[Entries provided]
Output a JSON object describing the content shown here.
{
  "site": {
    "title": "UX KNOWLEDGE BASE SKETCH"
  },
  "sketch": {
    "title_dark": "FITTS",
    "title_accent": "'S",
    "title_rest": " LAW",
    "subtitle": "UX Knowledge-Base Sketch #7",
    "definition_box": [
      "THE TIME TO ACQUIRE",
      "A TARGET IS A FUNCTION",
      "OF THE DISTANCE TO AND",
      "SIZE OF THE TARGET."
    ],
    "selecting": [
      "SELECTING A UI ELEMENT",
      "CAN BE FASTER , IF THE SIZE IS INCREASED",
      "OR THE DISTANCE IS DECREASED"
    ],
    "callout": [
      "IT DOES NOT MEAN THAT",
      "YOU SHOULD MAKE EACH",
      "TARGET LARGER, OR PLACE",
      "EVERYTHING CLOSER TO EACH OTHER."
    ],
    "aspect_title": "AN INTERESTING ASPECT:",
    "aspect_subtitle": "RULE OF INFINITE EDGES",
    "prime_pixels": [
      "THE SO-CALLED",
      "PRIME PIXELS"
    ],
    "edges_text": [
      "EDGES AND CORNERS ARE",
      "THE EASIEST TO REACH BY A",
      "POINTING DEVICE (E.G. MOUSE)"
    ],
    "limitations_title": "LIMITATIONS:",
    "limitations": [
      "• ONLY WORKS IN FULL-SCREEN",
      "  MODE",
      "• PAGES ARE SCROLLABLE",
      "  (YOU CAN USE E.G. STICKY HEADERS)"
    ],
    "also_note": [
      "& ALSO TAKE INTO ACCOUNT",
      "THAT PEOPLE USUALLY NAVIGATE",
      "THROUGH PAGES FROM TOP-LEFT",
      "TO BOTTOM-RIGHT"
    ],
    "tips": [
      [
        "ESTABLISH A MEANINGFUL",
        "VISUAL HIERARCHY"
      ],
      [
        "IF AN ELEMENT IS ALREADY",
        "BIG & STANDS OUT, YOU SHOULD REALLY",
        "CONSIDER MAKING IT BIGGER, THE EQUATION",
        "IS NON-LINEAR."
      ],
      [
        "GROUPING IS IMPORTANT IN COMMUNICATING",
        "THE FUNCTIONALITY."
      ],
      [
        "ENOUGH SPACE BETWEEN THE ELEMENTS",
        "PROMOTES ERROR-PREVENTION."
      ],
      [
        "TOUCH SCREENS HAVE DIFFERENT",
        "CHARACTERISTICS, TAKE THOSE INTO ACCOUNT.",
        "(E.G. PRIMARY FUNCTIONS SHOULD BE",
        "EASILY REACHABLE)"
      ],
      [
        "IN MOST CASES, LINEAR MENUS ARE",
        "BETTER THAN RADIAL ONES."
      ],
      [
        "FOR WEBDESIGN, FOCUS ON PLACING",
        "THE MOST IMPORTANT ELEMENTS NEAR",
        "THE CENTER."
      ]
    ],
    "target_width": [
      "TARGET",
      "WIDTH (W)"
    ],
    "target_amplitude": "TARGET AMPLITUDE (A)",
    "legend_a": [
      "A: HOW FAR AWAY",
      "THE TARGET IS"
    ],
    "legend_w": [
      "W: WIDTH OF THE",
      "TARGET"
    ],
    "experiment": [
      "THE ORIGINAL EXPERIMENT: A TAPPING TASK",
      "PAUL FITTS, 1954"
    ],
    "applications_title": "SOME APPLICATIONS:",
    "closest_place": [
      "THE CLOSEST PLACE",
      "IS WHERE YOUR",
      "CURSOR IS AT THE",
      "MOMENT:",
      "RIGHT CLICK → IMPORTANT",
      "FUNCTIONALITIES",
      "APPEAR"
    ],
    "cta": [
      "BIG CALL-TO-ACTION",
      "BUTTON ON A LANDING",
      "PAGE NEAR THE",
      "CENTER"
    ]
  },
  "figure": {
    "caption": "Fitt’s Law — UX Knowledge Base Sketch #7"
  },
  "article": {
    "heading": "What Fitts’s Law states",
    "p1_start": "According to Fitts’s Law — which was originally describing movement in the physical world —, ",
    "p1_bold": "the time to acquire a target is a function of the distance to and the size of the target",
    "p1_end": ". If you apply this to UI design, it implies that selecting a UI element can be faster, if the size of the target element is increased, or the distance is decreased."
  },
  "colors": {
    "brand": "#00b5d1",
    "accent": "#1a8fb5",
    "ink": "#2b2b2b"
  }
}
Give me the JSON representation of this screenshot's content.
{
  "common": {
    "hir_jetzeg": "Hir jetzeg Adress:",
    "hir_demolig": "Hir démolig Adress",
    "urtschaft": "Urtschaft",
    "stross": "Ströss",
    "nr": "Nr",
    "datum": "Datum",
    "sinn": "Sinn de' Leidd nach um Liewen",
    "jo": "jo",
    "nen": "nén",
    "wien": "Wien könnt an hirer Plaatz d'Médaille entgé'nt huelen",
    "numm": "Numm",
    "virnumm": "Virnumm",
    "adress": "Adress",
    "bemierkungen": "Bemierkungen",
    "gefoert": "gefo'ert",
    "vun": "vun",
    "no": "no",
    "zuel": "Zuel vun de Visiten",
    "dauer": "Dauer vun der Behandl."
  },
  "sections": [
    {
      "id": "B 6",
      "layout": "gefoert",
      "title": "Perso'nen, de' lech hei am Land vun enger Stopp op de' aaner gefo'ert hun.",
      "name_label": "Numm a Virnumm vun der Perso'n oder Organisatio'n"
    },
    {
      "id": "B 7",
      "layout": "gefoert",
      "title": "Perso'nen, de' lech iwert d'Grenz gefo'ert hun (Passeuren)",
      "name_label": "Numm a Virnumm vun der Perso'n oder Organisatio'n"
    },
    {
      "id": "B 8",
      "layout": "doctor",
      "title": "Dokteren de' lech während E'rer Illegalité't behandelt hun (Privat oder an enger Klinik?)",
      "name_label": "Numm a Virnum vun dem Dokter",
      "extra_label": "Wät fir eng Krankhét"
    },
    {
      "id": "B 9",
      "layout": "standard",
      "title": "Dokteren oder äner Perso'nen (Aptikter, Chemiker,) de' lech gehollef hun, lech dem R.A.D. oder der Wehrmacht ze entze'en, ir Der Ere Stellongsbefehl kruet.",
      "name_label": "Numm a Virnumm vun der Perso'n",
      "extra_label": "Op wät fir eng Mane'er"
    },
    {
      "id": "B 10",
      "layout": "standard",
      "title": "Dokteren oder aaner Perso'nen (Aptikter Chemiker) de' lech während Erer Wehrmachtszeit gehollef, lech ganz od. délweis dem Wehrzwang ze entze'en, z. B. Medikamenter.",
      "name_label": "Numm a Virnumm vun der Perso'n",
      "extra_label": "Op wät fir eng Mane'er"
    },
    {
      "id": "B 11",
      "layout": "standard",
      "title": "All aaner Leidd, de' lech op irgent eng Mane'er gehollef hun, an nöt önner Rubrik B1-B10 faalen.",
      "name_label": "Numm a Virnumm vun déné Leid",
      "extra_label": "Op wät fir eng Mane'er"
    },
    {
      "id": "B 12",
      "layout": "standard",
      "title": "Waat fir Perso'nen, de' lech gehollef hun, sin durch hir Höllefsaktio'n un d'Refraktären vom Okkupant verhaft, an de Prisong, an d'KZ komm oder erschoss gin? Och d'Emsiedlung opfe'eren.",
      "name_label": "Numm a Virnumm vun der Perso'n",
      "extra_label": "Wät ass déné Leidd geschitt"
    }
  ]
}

[Stated task] Emit the records above again, exactly, with no line skipped.

[Full solution]
Output a JSON object describing the content shown here.
{
  "site": {
    "title": "UX KNOWLEDGE BASE SKETCH"
  },
  "sketch": {
    "title_dark": "FITTS",
    "title_accent": "'S",
    "title_rest": " LAW",
    "subtitle": "UX Knowledge-Base Sketch #7",
    "definition_box": [
      "THE TIME TO ACQUIRE",
      "A TARGET IS A FUNCTION",
      "OF THE DISTANCE TO AND",
      "SIZE OF THE TARGET."
    ],
    "selecting": [
      "SELECTING A UI ELEMENT",
      "CAN BE FASTER , IF THE SIZE IS INCREASED",
      "OR THE DISTANCE IS DECREASED"
    ],
    "callout": [
      "IT DOES NOT MEAN THAT",
      "YOU SHOULD MAKE EACH",
      "TARGET LARGER, OR PLACE",
      "EVERYTHING CLOSER TO EACH OTHER."
    ],
    "aspect_title": "AN INTERESTING ASPECT:",
    "aspect_subtitle": "RULE OF INFINITE EDGES",
    "prime_pixels": [
      "THE SO-CALLED",
      "PRIME PIXELS"
    ],
    "edges_text": [
      "EDGES AND CORNERS ARE",
      "THE EASIEST TO REACH BY A",
      "POINTING DEVICE (E.G. MOUSE)"
    ],
    "limitations_title": "LIMITATIONS:",
    "limitations": [
      "• ONLY WORKS IN FULL-SCREEN",
      "  MODE",
      "• PAGES ARE SCROLLABLE",
      "  (YOU CAN USE E.G. STICKY HEADERS)"
    ],
    "also_note": [
      "& ALSO TAKE INTO ACCOUNT",
      "THAT PEOPLE USUALLY NAVIGATE",
      "THROUGH PAGES FROM TOP-LEFT",
      "TO BOTTOM-RIGHT"
    ],
    "tips": [
      [
        "ESTABLISH A MEANINGFUL",
        "VISUAL HIERARCHY"
      ],
      [
        "IF AN ELEMENT IS ALREADY",
        "BIG & STANDS OUT, YOU SHOULD REALLY",
        "CONSIDER MAKING IT BIGGER, THE EQUATION",
        "IS NON-LINEAR."
      ],
      [
        "GROUPING IS IMPORTANT IN COMMUNICATING",
        "THE FUNCTIONALITY."
      ],
      [
        "ENOUGH SPACE BETWEEN THE ELEMENTS",
        "PROMOTES ERROR-PREVENTION."
      ],
      [
        "TOUCH SCREENS HAVE DIFFERENT",
        "CHARACTERISTICS, TAKE THOSE INTO ACCOUNT.",
        "(E.G. PRIMARY FUNCTIONS SHOULD BE",
        "EASILY REACHABLE)"
      ],
      [
        "IN MOST CASES, LINEAR MENUS ARE",
        "BETTER THAN RADIAL ONES."
      ],
      [
        "FOR WEBDESIGN, FOCUS ON PLACING",
        "THE MOST IMPORTANT ELEMENTS NEAR",
        "THE CENTER."
      ]
    ],
    "target_width": [
      "TARGET",
      "WIDTH (W)"
    ],
    "target_amplitude": "TARGET AMPLITUDE (A)",
    "legend_a": [
      "A: HOW FAR AWAY",
      "THE TARGET IS"
    ],
    "legend_w": [
      "W: WIDTH OF THE",
      "TARGET"
    ],
    "experiment": [
      "THE ORIGINAL EXPERIMENT: A TAPPING TASK",
      "PAUL FITTS, 1954"
    ],
    "applications_title": "SOME APPLICATIONS:",
    "closest_place": [
      "THE CLOSEST PLACE",
      "IS WHERE YOUR",
      "CURSOR IS AT THE",
      "MOMENT:",
      "RIGHT CLICK → IMPORTANT",
      "FUNCTIONALITIES",
      "APPEAR"
    ],
    "cta": [
      "BIG CALL-TO-ACTION",
      "BUTTON ON A LANDING",
      "PAGE NEAR THE",
      "CENTER"
    ]
  },
  "figure": {
    "caption": "Fitt’s Law — UX Knowledge Base Sketch #7"
  },
  "article": {
    "heading": "What Fitts’s Law states",
    "p1_start": "According to Fitts’s Law — which was originally describing movement in the physical world —, ",
    "p1_bold": "the time to acquire a target is a function of the distance to and the size of the target",
    "p1_end": ". If you apply this to UI design, it implies that selecting a UI element can be faster, if the size of the target element is increased, or the distance is decreased."
  },
  "colors": {
    "brand": "#00b5d1",
    "accent": "#1a8fb5",
    "ink": "#2b2b2b"
  }
}
Give me the JSON representation of this screenshot's content.
{
  "common": {
    "hir_jetzeg": "Hir jetzeg Adress:",
    "hir_demolig": "Hir démolig Adress",
    "urtschaft": "Urtschaft",
    "stross": "Ströss",
    "nr": "Nr",
    "datum": "Datum",
    "sinn": "Sinn de' Leidd nach um Liewen",
    "jo": "jo",
    "nen": "nén",
    "wien": "Wien könnt an hirer Plaatz d'Médaille entgé'nt huelen",
    "numm": "Numm",
    "virnumm": "Virnumm",
    "adress": "Adress",
    "bemierkungen": "Bemierkungen",
    "gefoert": "gefo'ert",
    "vun": "vun",
    "no": "no",
    "zuel": "Zuel vun de Visiten",
    "dauer": "Dauer vun der Behandl."
  },
  "sections": [
    {
      "id": "B 6",
      "layout": "gefoert",
      "title": "Perso'nen, de' lech hei am Land vun enger Stopp op de' aaner gefo'ert hun.",
      "name_label": "Numm a Virnumm vun der Perso'n oder Organisatio'n"
    },
    {
      "id": "B 7",
      "layout": "gefoert",
      "title": "Perso'nen, de' lech iwert d'Grenz gefo'ert hun (Passeuren)",
      "name_label": "Numm a Virnumm vun der Perso'n oder Organisatio'n"
    },
    {
      "id": "B 8",
      "layout": "doctor",
      "title": "Dokteren de' lech während E'rer Illegalité't behandelt hun (Privat oder an enger Klinik?)",
      "name_label": "Numm a Virnum vun dem Dokter",
      "extra_label": "Wät fir eng Krankhét"
    },
    {
      "id": "B 9",
      "layout": "standard",
      "title": "Dokteren oder äner Perso'nen (Aptikter, Chemiker,) de' lech gehollef hun, lech dem R.A.D. oder der Wehrmacht ze entze'en, ir Der Ere Stellongsbefehl kruet.",
      "name_label": "Numm a Virnumm vun der Perso'n",
      "extra_label": "Op wät fir eng Mane'er"
    },
    {
      "id": "B 10",
      "layout": "standard",
      "title": "Dokteren oder aaner Perso'nen (Aptikter Chemiker) de' lech während Erer Wehrmachtszeit gehollef, lech ganz od. délweis dem Wehrzwang ze entze'en, z. B. Medikamenter.",
      "name_label": "Numm a Virnumm vun der Perso'n",
      "extra_label": "Op wät fir eng Mane'er"
    },
    {
      "id": "B 11",
      "layout": "standard",
      "title": "All aaner Leidd, de' lech op irgent eng Mane'er gehollef hun, an nöt önner Rubrik B1-B10 faalen.",
      "name_label": "Numm a Virnumm vun déné Leid",
      "extra_label": "Op wät fir eng Mane'er"
    },
    {
      "id": "B 12",
      "layout": "standard",
      "title": "Waat fir Perso'nen, de' lech gehollef hun, sin durch hir Höllefsaktio'n un d'Refraktären vom Okkupant verhaft, an de Prisong, an d'KZ komm oder erschoss gin? Och d'Emsiedlung opfe'eren.",
      "name_label": "Numm a Virnumm vun der Perso'n",
      "extra_label": "Wät ass déné Leidd geschitt"
    }
  ]
}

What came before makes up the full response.